What you will do
In the listing below, identify each line with the word "Integral" and return those lines.

::::

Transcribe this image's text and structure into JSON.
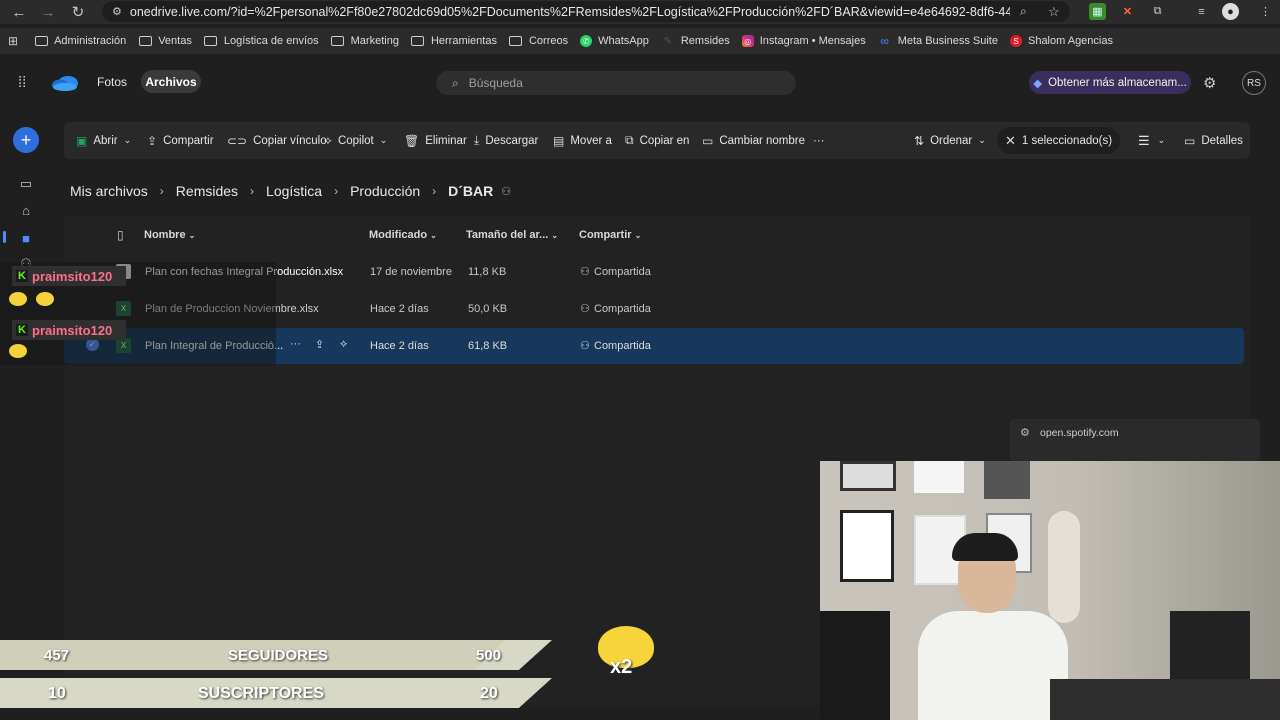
{
  "browser": {
    "url": "onedrive.live.com/?id=%2Fpersonal%2Ff80e27802dc69d05%2FDocuments%2FRemsides%2FLogística%2FProducción%2FD´BAR&viewid=e4e64692-8df6-4496-9bbf-50c9...",
    "bookmarks": [
      "Administración",
      "Ventas",
      "Logística de envíos",
      "Marketing",
      "Herramientas",
      "Correos",
      "WhatsApp",
      "Remsides",
      "Instagram • Mensajes",
      "Meta Business Suite",
      "Shalom Agencias"
    ]
  },
  "header": {
    "tab_photos": "Fotos",
    "tab_files": "Archivos",
    "search_placeholder": "Búsqueda",
    "storage_button": "Obtener más almacenam...",
    "avatar_initials": "RS"
  },
  "commandbar": {
    "open": "Abrir",
    "share": "Compartir",
    "copy_link": "Copiar vínculo",
    "copilot": "Copilot",
    "delete": "Eliminar",
    "download": "Descargar",
    "move_to": "Mover a",
    "copy_to": "Copiar en",
    "rename": "Cambiar nombre",
    "more": "···",
    "sort": "Ordenar",
    "selected": "1 seleccionado(s)",
    "details": "Detalles"
  },
  "breadcrumb": [
    "Mis archivos",
    "Remsides",
    "Logística",
    "Producción",
    "D´BAR"
  ],
  "table": {
    "headers": {
      "name": "Nombre",
      "modified": "Modificado",
      "size": "Tamaño del ar...",
      "sharing": "Compartir"
    },
    "rows": [
      {
        "name": "Plan con fechas Integral Producción.xlsx",
        "modified": "17 de noviembre",
        "size": "11,8 KB",
        "sharing": "Compartida"
      },
      {
        "name": "Plan de Produccion Noviembre.xlsx",
        "modified": "Hace 2 días",
        "size": "50,0 KB",
        "sharing": "Compartida"
      },
      {
        "name": "Plan Integral de Producció...",
        "modified": "Hace 2 días",
        "size": "61,8 KB",
        "sharing": "Compartida"
      }
    ]
  },
  "popup": {
    "text": "open.spotify.com"
  },
  "stream": {
    "chat_user_1": "praimsito120",
    "chat_user_2": "praimsito120",
    "followers": {
      "current": "457",
      "label": "SEGUIDORES",
      "goal": "500"
    },
    "subscribers": {
      "current": "10",
      "label": "SUSCRIPTORES",
      "goal": "20"
    },
    "multiplier": "x2"
  },
  "colors": {
    "accent": "#4f8cff",
    "selected_row": "#17385c",
    "kick_green": "#53fc18",
    "storage_pill": "#3a2f5c"
  }
}
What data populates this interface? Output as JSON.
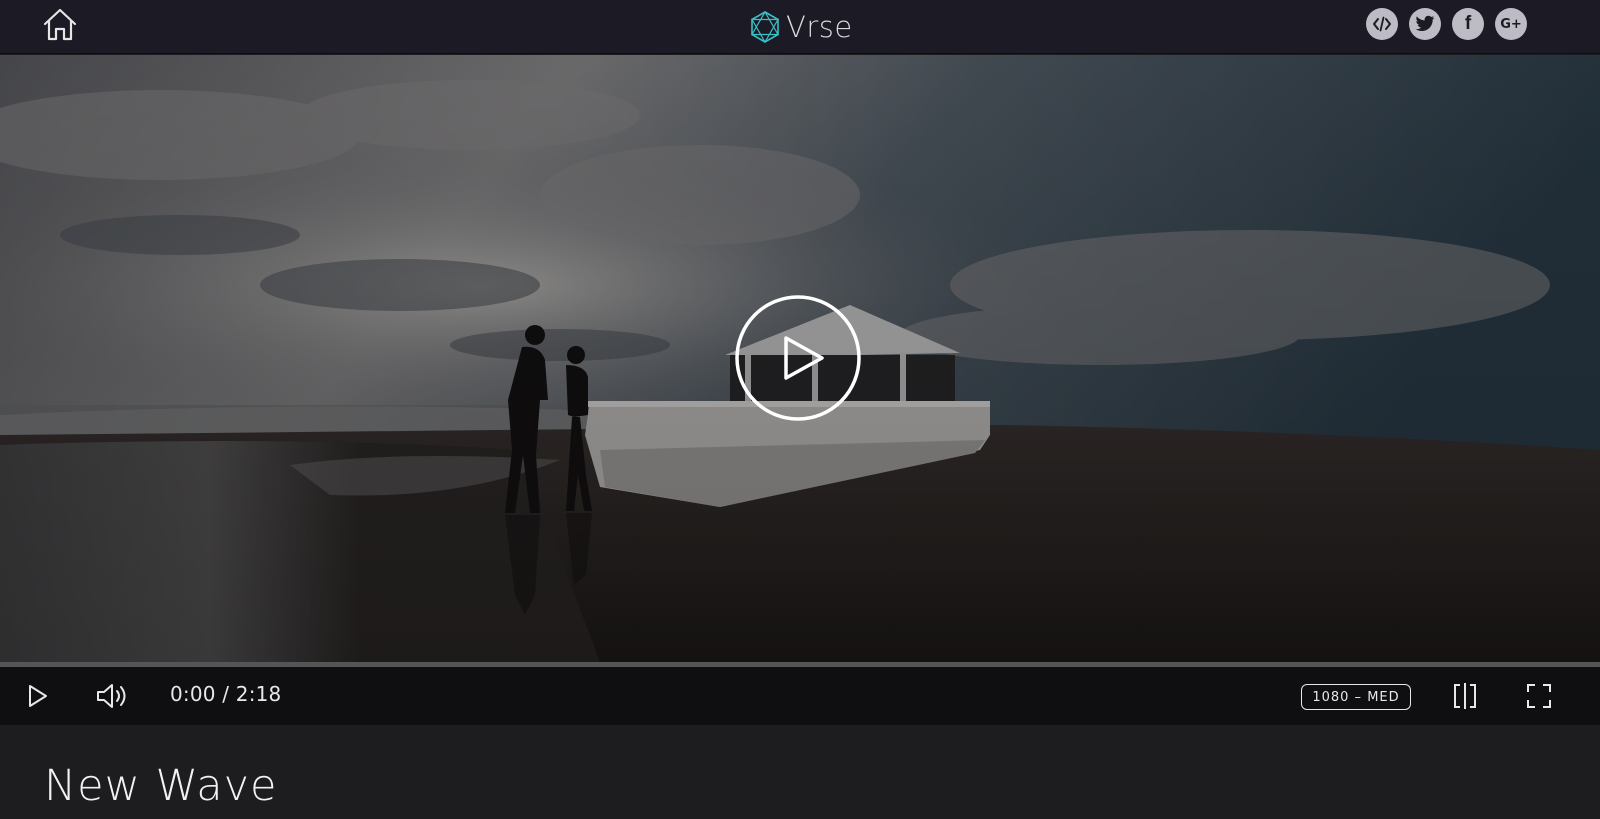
{
  "header": {
    "home_icon": "home-icon",
    "brand_name": "Vrse",
    "brand_icon": "hexagon-logo-icon",
    "brand_color": "#3bc1c7",
    "social": [
      {
        "name": "embed",
        "icon": "code-icon",
        "glyph": "</>"
      },
      {
        "name": "twitter",
        "icon": "twitter-icon",
        "glyph": ""
      },
      {
        "name": "facebook",
        "icon": "facebook-icon",
        "glyph": "f"
      },
      {
        "name": "google-plus",
        "icon": "google-plus-icon",
        "glyph": "G+"
      }
    ]
  },
  "player": {
    "big_play_icon": "play-circle-icon",
    "progress": 0,
    "controls": {
      "play_icon": "play-icon",
      "volume_icon": "volume-icon",
      "time": "0:00 / 2:18",
      "quality": "1080 – MED",
      "split_icon": "split-view-icon",
      "fullscreen_icon": "fullscreen-icon"
    }
  },
  "video": {
    "title": "New Wave"
  }
}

::::

Correct result
        "name": "Plan con fechas Integral Producción.xlsx",
        "name": "Plan Integral de Producció...",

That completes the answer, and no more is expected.